_Stored records_:
"""

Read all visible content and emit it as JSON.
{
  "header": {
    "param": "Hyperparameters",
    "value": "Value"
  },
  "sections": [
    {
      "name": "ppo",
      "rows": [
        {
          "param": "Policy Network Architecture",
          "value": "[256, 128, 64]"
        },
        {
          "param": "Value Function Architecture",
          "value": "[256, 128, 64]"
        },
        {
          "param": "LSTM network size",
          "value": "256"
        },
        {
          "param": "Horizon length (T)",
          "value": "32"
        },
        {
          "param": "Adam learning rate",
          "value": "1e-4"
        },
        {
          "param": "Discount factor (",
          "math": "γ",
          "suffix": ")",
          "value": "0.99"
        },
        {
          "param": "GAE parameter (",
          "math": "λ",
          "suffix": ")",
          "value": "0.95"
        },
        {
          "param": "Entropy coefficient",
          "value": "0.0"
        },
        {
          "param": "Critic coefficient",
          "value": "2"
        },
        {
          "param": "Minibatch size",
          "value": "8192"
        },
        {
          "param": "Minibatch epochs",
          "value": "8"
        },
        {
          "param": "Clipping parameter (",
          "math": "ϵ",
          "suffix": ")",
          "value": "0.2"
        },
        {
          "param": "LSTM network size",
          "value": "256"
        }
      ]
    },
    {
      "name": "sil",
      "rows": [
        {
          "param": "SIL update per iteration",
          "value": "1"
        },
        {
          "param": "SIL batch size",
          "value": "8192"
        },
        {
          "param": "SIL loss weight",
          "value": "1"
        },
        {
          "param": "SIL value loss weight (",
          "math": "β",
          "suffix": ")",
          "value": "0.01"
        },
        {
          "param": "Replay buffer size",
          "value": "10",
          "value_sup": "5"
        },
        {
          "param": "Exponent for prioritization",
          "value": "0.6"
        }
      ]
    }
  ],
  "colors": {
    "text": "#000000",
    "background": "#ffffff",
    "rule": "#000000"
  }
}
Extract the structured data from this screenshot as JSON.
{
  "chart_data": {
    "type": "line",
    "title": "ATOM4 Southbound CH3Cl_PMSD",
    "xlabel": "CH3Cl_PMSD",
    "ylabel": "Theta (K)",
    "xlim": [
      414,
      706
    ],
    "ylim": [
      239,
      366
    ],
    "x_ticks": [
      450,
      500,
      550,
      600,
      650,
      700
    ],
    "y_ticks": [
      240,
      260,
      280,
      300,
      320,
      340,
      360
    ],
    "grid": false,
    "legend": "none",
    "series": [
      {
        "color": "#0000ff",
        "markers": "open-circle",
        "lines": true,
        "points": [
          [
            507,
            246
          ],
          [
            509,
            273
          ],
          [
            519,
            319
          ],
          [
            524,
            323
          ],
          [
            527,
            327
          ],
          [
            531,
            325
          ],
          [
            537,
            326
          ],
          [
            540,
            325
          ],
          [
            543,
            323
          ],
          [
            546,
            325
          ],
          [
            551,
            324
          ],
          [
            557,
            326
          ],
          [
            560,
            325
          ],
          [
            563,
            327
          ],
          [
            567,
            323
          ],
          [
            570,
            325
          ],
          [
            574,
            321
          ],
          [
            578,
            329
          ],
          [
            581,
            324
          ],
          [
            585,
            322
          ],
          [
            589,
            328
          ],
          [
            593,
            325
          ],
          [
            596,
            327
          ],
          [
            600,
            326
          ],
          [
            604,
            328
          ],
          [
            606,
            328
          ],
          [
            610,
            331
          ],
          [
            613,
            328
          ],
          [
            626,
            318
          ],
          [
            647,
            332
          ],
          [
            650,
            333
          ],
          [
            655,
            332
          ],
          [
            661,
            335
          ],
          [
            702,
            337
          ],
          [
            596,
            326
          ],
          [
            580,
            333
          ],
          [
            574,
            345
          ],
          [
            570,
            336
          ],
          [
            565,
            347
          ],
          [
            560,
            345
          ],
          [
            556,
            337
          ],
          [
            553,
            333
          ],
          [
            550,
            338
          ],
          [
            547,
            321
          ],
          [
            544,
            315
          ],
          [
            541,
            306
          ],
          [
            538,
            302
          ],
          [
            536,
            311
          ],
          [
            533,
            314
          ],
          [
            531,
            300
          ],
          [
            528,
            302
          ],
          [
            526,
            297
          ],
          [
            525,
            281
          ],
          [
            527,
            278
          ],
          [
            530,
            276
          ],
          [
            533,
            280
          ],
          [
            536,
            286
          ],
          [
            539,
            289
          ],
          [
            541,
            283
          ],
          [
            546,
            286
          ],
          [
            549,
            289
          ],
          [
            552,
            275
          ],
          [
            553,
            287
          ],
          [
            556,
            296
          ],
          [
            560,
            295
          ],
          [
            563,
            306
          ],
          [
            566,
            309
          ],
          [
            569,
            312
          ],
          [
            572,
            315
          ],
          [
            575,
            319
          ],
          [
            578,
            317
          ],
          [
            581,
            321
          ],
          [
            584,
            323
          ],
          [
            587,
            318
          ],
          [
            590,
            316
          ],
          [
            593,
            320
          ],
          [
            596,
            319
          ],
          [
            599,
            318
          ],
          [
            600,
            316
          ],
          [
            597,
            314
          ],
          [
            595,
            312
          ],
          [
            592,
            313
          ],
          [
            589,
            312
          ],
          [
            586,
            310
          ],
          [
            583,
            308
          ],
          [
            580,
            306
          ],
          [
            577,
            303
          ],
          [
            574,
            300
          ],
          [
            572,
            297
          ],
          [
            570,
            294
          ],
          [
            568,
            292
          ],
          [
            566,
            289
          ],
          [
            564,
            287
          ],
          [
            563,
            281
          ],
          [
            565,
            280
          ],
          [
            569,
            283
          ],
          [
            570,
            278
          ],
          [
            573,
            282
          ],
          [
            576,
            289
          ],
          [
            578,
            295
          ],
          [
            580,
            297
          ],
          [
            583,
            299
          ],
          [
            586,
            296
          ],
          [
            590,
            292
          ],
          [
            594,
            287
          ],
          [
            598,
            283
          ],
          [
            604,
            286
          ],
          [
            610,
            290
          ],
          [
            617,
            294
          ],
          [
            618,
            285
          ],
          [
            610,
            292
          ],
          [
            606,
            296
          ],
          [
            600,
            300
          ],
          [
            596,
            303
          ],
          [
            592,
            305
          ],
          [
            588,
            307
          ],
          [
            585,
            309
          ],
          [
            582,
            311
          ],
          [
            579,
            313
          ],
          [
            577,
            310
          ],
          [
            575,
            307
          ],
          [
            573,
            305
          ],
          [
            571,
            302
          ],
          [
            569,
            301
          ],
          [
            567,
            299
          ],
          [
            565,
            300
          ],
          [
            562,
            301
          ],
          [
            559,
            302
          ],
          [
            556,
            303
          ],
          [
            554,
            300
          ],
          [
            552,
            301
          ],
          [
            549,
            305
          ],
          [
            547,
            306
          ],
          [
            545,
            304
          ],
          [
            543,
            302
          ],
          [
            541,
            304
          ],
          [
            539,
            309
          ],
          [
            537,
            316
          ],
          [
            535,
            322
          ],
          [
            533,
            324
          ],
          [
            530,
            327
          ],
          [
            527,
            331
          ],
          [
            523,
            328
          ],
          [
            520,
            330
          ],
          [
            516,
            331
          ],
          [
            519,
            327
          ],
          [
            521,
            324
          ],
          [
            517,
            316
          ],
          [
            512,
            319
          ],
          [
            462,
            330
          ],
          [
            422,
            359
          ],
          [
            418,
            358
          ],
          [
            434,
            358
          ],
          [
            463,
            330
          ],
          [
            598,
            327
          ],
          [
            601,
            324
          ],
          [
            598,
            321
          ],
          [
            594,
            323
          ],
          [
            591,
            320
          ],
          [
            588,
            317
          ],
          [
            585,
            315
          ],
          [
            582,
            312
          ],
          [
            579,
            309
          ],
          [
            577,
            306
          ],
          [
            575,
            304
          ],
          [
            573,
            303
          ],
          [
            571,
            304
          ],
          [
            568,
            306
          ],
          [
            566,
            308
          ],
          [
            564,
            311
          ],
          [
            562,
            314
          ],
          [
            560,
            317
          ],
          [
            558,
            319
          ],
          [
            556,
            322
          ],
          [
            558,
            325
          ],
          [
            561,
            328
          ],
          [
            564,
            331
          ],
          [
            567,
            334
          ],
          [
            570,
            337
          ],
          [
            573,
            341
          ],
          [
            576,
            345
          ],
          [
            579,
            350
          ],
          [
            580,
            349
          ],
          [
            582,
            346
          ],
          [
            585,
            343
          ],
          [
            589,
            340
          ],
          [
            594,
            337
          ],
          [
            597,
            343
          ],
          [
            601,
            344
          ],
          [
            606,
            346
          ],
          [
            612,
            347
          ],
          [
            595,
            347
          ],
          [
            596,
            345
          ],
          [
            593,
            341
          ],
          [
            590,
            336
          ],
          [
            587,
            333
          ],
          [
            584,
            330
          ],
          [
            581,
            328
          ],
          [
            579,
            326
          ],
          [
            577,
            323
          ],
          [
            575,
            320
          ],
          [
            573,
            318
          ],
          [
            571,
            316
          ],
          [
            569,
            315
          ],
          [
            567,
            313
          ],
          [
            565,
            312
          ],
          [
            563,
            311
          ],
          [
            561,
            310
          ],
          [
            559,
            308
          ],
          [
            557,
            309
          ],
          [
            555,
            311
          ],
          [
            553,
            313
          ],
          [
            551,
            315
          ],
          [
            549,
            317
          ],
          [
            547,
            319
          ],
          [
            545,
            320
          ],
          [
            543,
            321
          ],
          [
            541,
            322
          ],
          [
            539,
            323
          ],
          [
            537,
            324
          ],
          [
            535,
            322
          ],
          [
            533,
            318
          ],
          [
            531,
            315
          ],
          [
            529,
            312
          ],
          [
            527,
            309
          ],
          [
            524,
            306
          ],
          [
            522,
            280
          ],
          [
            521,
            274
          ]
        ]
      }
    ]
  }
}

"""

_What the task requires_: Identify every line above that includes the word "weight", and show those lines.

_Written answer_:
          "param": "SIL loss weight",
          "param": "SIL value loss weight (",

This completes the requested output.